Please read the Federal Reserve excerpt below and say what part of the Fed's independence arises from, according to it.
** BEGIN DOCUMENT EXCERPT **
The four major functions of the Fed today include: a) conducting monetary policy, b)
supervising and regulating depository institutions, 3) maintaining the stability of the
financial system and 4) providing payment and other financial services to many
institutions, including governments.

2. Structure of the Federal Reserve System


a. Organization of the Federal Reserve System
There are 12 Federal Reserve Banks (FRBs) located throughout the country. The
structure was originally intended to disperse power along regional lines throughout the
country. To some extent this dispersion still remains, but the major authority to
promulgate and implement monetary policy now lies in Washington, D.C. with the
Board. Each FRB has a nine member Board of Directors consisting as follows:
 Six are elected by member banks in the district, of these six, three are non-bank
business people.
 Three are appointed by the Board of Governors of the Federal Reserve System.
FRBs are nonprofit organizations, but they are owned by the member banks in their
district. Part of the independence of the Fed arises because the Fed generates positive net
income from interest and fees so it is not directly dependent on Congressional funding.
The Fed now pays interest on bank reserves and this reduces the profitability of the Fed.
** END DOCUMENT EXCERPT **
** BEGIN SUPPLIED DATA **
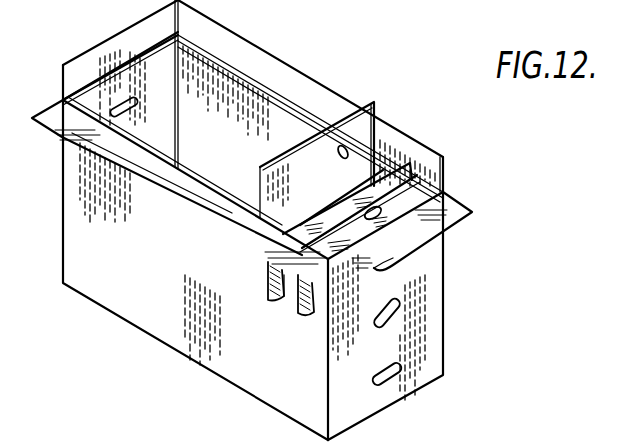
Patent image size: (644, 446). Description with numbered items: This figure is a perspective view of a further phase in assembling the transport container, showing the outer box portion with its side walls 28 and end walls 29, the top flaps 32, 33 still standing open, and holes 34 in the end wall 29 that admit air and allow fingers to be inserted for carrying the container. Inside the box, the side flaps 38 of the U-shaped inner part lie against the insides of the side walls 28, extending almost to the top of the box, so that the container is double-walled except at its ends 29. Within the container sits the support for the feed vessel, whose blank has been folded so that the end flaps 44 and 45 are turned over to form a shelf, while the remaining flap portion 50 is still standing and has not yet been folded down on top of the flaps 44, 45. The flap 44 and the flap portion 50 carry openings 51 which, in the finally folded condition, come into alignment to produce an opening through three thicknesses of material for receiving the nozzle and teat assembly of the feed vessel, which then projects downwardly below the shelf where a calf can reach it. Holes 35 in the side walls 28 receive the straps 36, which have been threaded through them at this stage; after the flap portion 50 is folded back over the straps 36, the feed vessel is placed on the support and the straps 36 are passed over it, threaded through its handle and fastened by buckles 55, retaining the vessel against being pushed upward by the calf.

The side wall 28 is at (140, 313).
The end wall 29 is at (375, 405).
The top flap 32 is at (295, 80).
The top flap 33 is at (123, 43).
The hole 34 is at (400, 363).
The hole 35 is at (300, 316).
The strap 36 is at (268, 283).
The side flap 38 is at (228, 83).
The end flap 44 is at (296, 244).
The end flap 45 is at (437, 183).
The flap portion 50 is at (378, 113).
The opening 51 is at (340, 157).
The buckle 55 is at (282, 295).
** END SUPPLIED DATA **
FINAL RESULT =
It arises from the Fed generating positive net income from interest and fees, so it is not directly dependent on Congressional funding.